_Goal of the exercise_:
Records follow. Copy every line with "弘扬真善美".

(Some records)
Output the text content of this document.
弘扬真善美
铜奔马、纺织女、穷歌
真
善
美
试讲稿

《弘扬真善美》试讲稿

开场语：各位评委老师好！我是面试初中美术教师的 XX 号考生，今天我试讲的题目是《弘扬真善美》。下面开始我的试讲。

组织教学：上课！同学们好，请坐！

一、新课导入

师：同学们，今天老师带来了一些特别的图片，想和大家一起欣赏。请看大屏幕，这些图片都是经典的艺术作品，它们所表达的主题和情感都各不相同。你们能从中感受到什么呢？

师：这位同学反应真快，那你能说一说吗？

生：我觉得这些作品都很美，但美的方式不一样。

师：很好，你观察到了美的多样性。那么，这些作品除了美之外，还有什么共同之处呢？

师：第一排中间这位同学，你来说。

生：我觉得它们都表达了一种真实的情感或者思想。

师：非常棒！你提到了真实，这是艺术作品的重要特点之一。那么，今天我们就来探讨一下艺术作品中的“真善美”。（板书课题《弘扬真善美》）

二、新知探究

_Result for this task_:
弘扬真善美
《弘扬真善美》试讲稿
开场语：各位评委老师好！我是面试初中美术教师的 XX 号考生，今天我试讲的题目是《弘扬真善美》。下面开始我的试讲。
师：非常棒！你提到了真实，这是艺术作品的重要特点之一。那么，今天我们就来探讨一下艺术作品中的“真善美”。（板书课题《弘扬真善美》）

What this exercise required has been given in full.